• Data in this exercise:
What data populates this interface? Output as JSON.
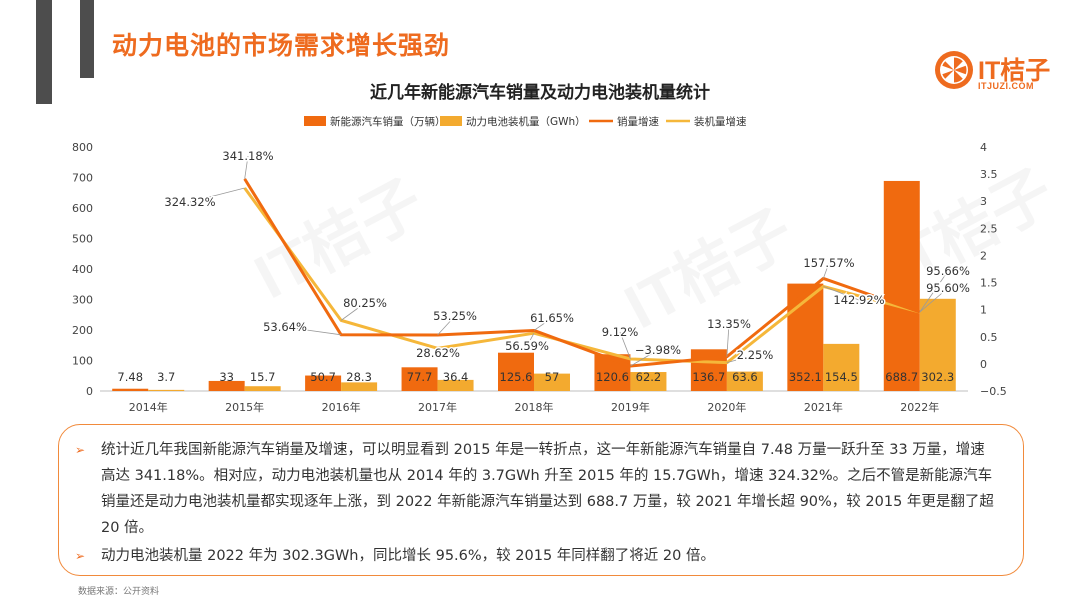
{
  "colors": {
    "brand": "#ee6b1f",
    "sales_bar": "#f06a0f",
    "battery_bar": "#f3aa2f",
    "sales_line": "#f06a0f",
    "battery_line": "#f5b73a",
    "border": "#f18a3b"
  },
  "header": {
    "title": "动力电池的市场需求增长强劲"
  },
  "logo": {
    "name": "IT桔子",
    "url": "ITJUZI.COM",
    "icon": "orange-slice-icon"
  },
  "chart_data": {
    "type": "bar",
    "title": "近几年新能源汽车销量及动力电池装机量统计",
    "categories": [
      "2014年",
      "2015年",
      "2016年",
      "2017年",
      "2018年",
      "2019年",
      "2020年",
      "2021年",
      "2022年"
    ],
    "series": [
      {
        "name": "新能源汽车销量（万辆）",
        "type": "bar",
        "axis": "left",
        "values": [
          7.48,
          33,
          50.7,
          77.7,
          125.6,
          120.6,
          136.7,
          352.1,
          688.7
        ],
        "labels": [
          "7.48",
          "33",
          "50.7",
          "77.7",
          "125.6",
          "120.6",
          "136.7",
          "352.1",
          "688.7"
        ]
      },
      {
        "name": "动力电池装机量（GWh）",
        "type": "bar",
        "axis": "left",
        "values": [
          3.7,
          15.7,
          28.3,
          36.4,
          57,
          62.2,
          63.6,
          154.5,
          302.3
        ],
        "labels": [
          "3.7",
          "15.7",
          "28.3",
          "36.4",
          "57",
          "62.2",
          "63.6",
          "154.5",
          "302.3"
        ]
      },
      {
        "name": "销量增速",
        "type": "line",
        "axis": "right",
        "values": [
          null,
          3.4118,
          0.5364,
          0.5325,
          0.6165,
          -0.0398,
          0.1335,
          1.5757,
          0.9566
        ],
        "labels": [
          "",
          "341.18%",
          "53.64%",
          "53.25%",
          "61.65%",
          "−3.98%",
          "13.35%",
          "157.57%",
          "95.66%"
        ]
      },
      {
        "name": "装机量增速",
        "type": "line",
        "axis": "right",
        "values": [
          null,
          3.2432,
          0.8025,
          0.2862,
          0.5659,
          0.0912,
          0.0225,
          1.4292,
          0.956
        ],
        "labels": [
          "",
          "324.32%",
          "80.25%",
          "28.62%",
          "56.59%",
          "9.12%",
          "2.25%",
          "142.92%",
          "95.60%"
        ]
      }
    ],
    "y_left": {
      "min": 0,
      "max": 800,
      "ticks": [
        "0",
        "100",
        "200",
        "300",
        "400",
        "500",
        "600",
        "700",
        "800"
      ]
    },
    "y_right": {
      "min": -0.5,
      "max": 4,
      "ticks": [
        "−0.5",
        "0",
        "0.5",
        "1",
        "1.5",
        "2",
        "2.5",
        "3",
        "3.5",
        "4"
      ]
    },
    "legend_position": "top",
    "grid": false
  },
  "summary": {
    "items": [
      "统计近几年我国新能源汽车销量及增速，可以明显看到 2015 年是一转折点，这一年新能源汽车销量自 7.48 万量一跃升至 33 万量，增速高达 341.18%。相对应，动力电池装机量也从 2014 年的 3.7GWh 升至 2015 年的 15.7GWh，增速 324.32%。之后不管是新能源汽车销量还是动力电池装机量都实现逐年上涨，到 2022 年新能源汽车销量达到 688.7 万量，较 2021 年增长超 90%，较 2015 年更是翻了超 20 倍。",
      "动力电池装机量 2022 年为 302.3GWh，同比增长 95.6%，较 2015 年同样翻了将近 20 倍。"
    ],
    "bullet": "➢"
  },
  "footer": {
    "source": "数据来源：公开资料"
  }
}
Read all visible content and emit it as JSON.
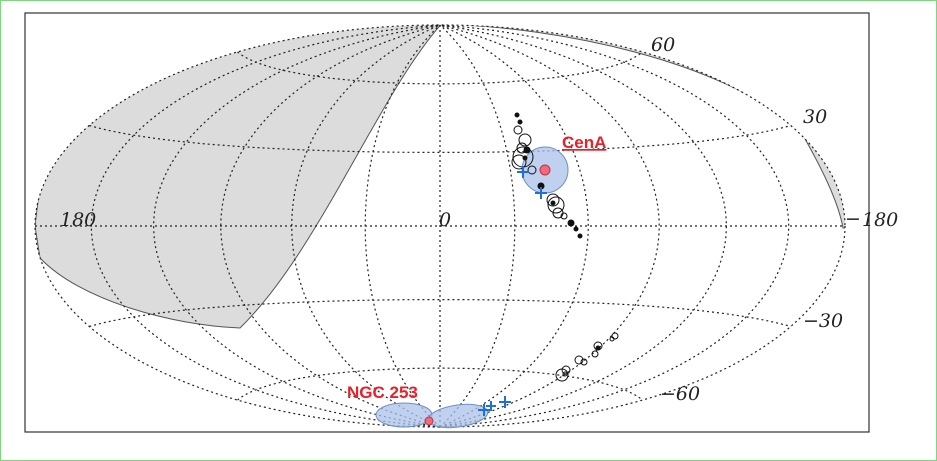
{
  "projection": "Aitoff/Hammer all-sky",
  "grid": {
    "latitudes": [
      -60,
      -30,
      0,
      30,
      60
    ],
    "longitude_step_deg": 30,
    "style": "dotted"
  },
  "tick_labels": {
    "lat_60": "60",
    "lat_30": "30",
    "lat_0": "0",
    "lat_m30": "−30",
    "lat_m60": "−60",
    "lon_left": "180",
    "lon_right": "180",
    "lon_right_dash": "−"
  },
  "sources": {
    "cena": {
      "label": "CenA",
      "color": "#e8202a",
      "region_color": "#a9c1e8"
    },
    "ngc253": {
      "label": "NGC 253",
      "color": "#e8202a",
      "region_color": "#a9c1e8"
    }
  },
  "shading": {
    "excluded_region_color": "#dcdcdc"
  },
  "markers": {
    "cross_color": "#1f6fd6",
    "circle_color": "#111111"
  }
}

• Job: All records must be output exactly as they are, except for the pictures, which are left out.

• The response:
What data populates this interface? Output as JSON.
{
  "colors": {
    "brand": "#ee6b1f",
    "sales_bar": "#f06a0f",
    "battery_bar": "#f3aa2f",
    "sales_line": "#f06a0f",
    "battery_line": "#f5b73a",
    "border": "#f18a3b"
  },
  "header": {
    "title": "动力电池的市场需求增长强劲"
  },
  "logo": {
    "name": "IT桔子",
    "url": "ITJUZI.COM",
    "icon": "orange-slice-icon"
  },
  "chart_data": {
    "type": "bar",
    "title": "近几年新能源汽车销量及动力电池装机量统计",
    "categories": [
      "2014年",
      "2015年",
      "2016年",
      "2017年",
      "2018年",
      "2019年",
      "2020年",
      "2021年",
      "2022年"
    ],
    "series": [
      {
        "name": "新能源汽车销量（万辆）",
        "type": "bar",
        "axis": "left",
        "values": [
          7.48,
          33,
          50.7,
          77.7,
          125.6,
          120.6,
          136.7,
          352.1,
          688.7
        ],
        "labels": [
          "7.48",
          "33",
          "50.7",
          "77.7",
          "125.6",
          "120.6",
          "136.7",
          "352.1",
          "688.7"
        ]
      },
      {
        "name": "动力电池装机量（GWh）",
        "type": "bar",
        "axis": "left",
        "values": [
          3.7,
          15.7,
          28.3,
          36.4,
          57,
          62.2,
          63.6,
          154.5,
          302.3
        ],
        "labels": [
          "3.7",
          "15.7",
          "28.3",
          "36.4",
          "57",
          "62.2",
          "63.6",
          "154.5",
          "302.3"
        ]
      },
      {
        "name": "销量增速",
        "type": "line",
        "axis": "right",
        "values": [
          null,
          3.4118,
          0.5364,
          0.5325,
          0.6165,
          -0.0398,
          0.1335,
          1.5757,
          0.9566
        ],
        "labels": [
          "",
          "341.18%",
          "53.64%",
          "53.25%",
          "61.65%",
          "−3.98%",
          "13.35%",
          "157.57%",
          "95.66%"
        ]
      },
      {
        "name": "装机量增速",
        "type": "line",
        "axis": "right",
        "values": [
          null,
          3.2432,
          0.8025,
          0.2862,
          0.5659,
          0.0912,
          0.0225,
          1.4292,
          0.956
        ],
        "labels": [
          "",
          "324.32%",
          "80.25%",
          "28.62%",
          "56.59%",
          "9.12%",
          "2.25%",
          "142.92%",
          "95.60%"
        ]
      }
    ],
    "y_left": {
      "min": 0,
      "max": 800,
      "ticks": [
        "0",
        "100",
        "200",
        "300",
        "400",
        "500",
        "600",
        "700",
        "800"
      ]
    },
    "y_right": {
      "min": -0.5,
      "max": 4,
      "ticks": [
        "−0.5",
        "0",
        "0.5",
        "1",
        "1.5",
        "2",
        "2.5",
        "3",
        "3.5",
        "4"
      ]
    },
    "legend_position": "top",
    "grid": false
  },
  "summary": {
    "items": [
      "统计近几年我国新能源汽车销量及增速，可以明显看到 2015 年是一转折点，这一年新能源汽车销量自 7.48 万量一跃升至 33 万量，增速高达 341.18%。相对应，动力电池装机量也从 2014 年的 3.7GWh 升至 2015 年的 15.7GWh，增速 324.32%。之后不管是新能源汽车销量还是动力电池装机量都实现逐年上涨，到 2022 年新能源汽车销量达到 688.7 万量，较 2021 年增长超 90%，较 2015 年更是翻了超 20 倍。",
      "动力电池装机量 2022 年为 302.3GWh，同比增长 95.6%，较 2015 年同样翻了将近 20 倍。"
    ],
    "bullet": "➢"
  },
  "footer": {
    "source": "数据来源：公开资料"
  }
}
Read all visible content and emit it as JSON.
{
  "projection": "Aitoff/Hammer all-sky",
  "grid": {
    "latitudes": [
      -60,
      -30,
      0,
      30,
      60
    ],
    "longitude_step_deg": 30,
    "style": "dotted"
  },
  "tick_labels": {
    "lat_60": "60",
    "lat_30": "30",
    "lat_0": "0",
    "lat_m30": "−30",
    "lat_m60": "−60",
    "lon_left": "180",
    "lon_right": "180",
    "lon_right_dash": "−"
  },
  "sources": {
    "cena": {
      "label": "CenA",
      "color": "#e8202a",
      "region_color": "#a9c1e8"
    },
    "ngc253": {
      "label": "NGC 253",
      "color": "#e8202a",
      "region_color": "#a9c1e8"
    }
  },
  "shading": {
    "excluded_region_color": "#dcdcdc"
  },
  "markers": {
    "cross_color": "#1f6fd6",
    "circle_color": "#111111"
  }
}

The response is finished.